CAPTURE AND FIRST IMPRISONMENT

       In October 1863, the narrator, Mr. Alphonso Barows, was serving in a Vermont cavalry regiment, under General Kilpatrick, and participated in the action at Brandy station [near Culpepper, Virginia], fought on the 11th of October. 

       Of Mr. Barows' squadron a captain, lieutenant and eight men were captured by the rebel General Fitzhugh Lee’s command, and from that spot marched to Culpepper, three miles distant. Here they remained all night. Next morning a muster of prisoners was called, which showed three hundred men, belonging to various commands, the majority being cavalry and members of the One Hundred and Twentieth New York infantry. Here they were put on the cars and hurried to Richmond receiving not the slightest sustenance or nourishment on the way. On the same day: (the 12th October) they reached Richmond, and the whole party was at once marched to Libby prison . . . 

       At Richmond they were first confined in the Libby prison, to the vile dungeons of which they were led in the dark of the autumn evening. Whatever improvement or amelioration of their condition [that] hope, with the morning light, might have promised them was sadly dispelled when the full realization of their situation burst upon them on the following morning.

       The infernal Libby was then more than full, and the first sufferings of Mr. Barows and his fellow captives of Brandy station were intolerable from mere contact with their fellow Union prisoners of an earlier date. The vermin swarmed upon everything, and the mere appearance of the unfortunates, who were emaciated with suffering, foretold privations and tortures that the newcomers dreaded to contemplate, so fearfully prophetic was everything around them of their own coming fate.

       From Libby prison numbers of the latter captives were removed to Pemberton tobacco warehouse, and from thence to another tobacco prison, which had just been vacated by the prisoners captured at the battle of Chickamauga. After being some time confined here they were removed to Belle Isle, where the sufferings of some ten thousand men throughout the winter were intense from cold and hunger - not the slightest attempt, nor the faintest provision, being made to lessen or assuage their sufferings.

[Rows from a layout dataset]
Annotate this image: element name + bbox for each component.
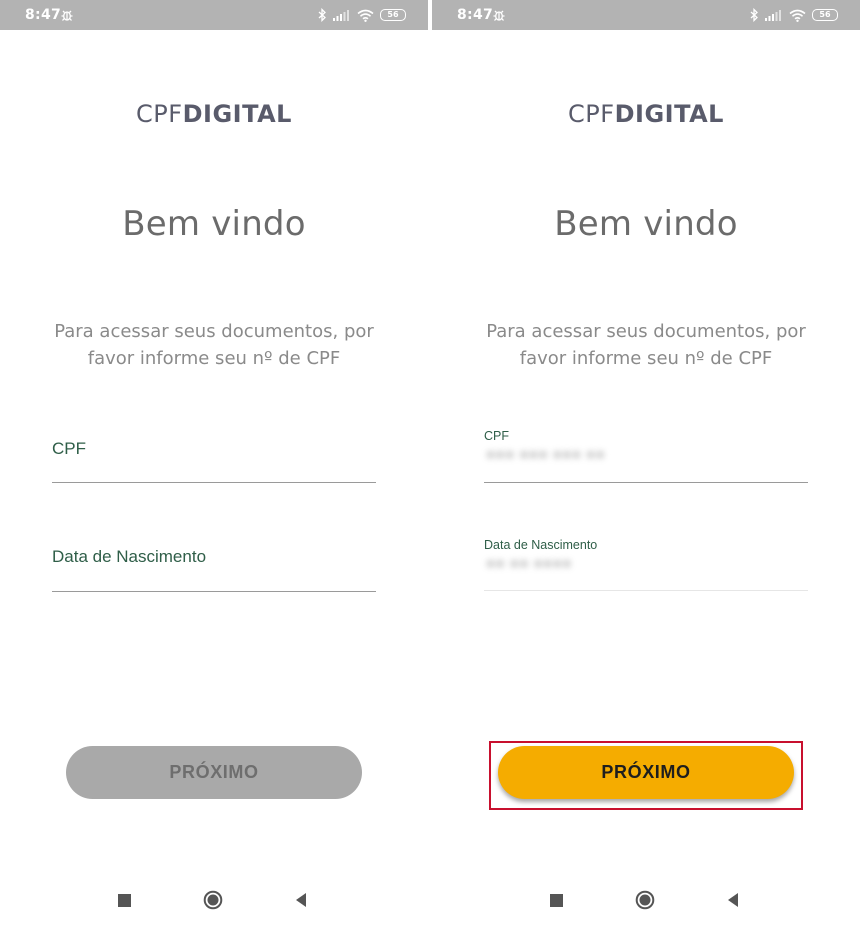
status-icons: 56 [318, 7, 406, 23]
cpf-field-label: CPF [52, 439, 86, 458]
recents-square-icon[interactable] [550, 894, 563, 907]
bug-icon [493, 10, 505, 21]
screenshot-comparison: 8:47 56 CPFDIGITAL Bem vindo Para acessa… [0, 0, 860, 927]
battery-level: 56 [387, 10, 399, 19]
birthdate-field-label: Data de Nascimento [52, 547, 207, 566]
phone-screen-filled: 8:47 56 CPFDIGITAL Bem vindo Para acessa… [432, 0, 860, 927]
instructions-text: Para acessar seus documentos, por favor … [54, 321, 374, 369]
cpf-field-value: ●●● ●●● ●●● ●● [486, 446, 606, 463]
signal-icon [765, 10, 781, 21]
home-circle-icon[interactable] [203, 890, 223, 910]
signal-icon [333, 10, 349, 21]
status-time: 8:47 [457, 7, 494, 23]
battery-icon: 56 [812, 9, 838, 21]
cpf-field-label: CPF [484, 429, 509, 443]
birthdate-field-label: Data de Nascimento [484, 538, 598, 552]
status-time: 8:47 [25, 7, 62, 23]
logo-light: CPF [136, 100, 183, 128]
phone-screen-empty: 8:47 56 CPFDIGITAL Bem vindo Para acessa… [0, 0, 428, 927]
battery-level: 56 [819, 10, 831, 19]
status-icons: 56 [750, 7, 838, 23]
next-button[interactable]: PRÓXIMO [498, 746, 794, 799]
battery-icon: 56 [380, 9, 406, 21]
birthdate-field[interactable]: Data de Nascimento [52, 531, 376, 592]
logo-light: CPF [568, 100, 615, 128]
navigation-bar [432, 870, 860, 927]
welcome-title: Bem vindo [554, 204, 738, 244]
birthdate-field[interactable]: Data de Nascimento ●● ●● ●●●● [484, 538, 808, 591]
bluetooth-icon [750, 8, 758, 22]
wifi-icon [357, 9, 374, 22]
navigation-bar [0, 870, 428, 927]
app-logo: CPFDIGITAL [0, 100, 428, 128]
logo-bold: DIGITAL [182, 100, 292, 128]
home-circle-icon[interactable] [635, 890, 655, 910]
back-triangle-icon[interactable] [294, 892, 308, 908]
app-logo: CPFDIGITAL [432, 100, 860, 128]
bug-icon [61, 10, 73, 21]
status-bar: 8:47 56 [432, 0, 860, 30]
welcome-title: Bem vindo [122, 204, 306, 244]
cpf-field[interactable]: CPF ●●● ●●● ●●● ●● [484, 429, 808, 483]
wifi-icon [789, 9, 806, 22]
instructions-text: Para acessar seus documentos, por favor … [486, 321, 806, 369]
back-triangle-icon[interactable] [726, 892, 740, 908]
recents-square-icon[interactable] [118, 894, 131, 907]
status-bar: 8:47 56 [0, 0, 428, 30]
next-button[interactable]: PRÓXIMO [66, 746, 362, 799]
logo-bold: DIGITAL [614, 100, 724, 128]
birthdate-field-value: ●● ●● ●●●● [486, 555, 572, 572]
cpf-field[interactable]: CPF [52, 422, 376, 483]
bluetooth-icon [318, 8, 326, 22]
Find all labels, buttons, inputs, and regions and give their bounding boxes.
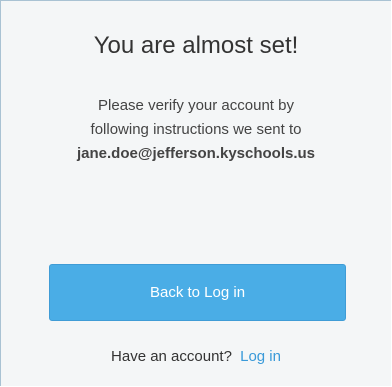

**Given problem:**
Extract the full Civil War prison narrative given above the data and reproduce it word for word.

**Task answer:**
CAPTURE AND FIRST IMPRISONMENT

       In October 1863, the narrator, Mr. Alphonso Barows, was serving in a Vermont cavalry regiment, under General Kilpatrick, and participated in the action at Brandy station [near Culpepper, Virginia], fought on the 11th of October. 

       Of Mr. Barows' squadron a captain, lieutenant and eight men were captured by the rebel General Fitzhugh Lee’s command, and from that spot marched to Culpepper, three miles distant. Here they remained all night. Next morning a muster of prisoners was called, which showed three hundred men, belonging to various commands, the majority being cavalry and members of the One Hundred and Twentieth New York infantry. Here they were put on the cars and hurried to Richmond receiving not the slightest sustenance or nourishment on the way. On the same day: (the 12th October) they reached Richmond, and the whole party was at once marched to Libby prison . . . 

       At Richmond they were first confined in the Libby prison, to the vile dungeons of which they were led in the dark of the autumn evening. Whatever improvement or amelioration of their condition [that] hope, with the morning light, might have promised them was sadly dispelled when the full realization of their situation burst upon them on the following morning.

       The infernal Libby was then more than full, and the first sufferings of Mr. Barows and his fellow captives of Brandy station were intolerable from mere contact with their fellow Union prisoners of an earlier date. The vermin swarmed upon everything, and the mere appearance of the unfortunates, who were emaciated with suffering, foretold privations and tortures that the newcomers dreaded to contemplate, so fearfully prophetic was everything around them of their own coming fate.

       From Libby prison numbers of the latter captives were removed to Pemberton tobacco warehouse, and from thence to another tobacco prison, which had just been vacated by the prisoners captured at the battle of Chickamauga. After being some time confined here they were removed to Belle Isle, where the sufferings of some ten thousand men throughout the winter were intense from cold and hunger - not the slightest attempt, nor the faintest provision, being made to lessen or assuage their sufferings.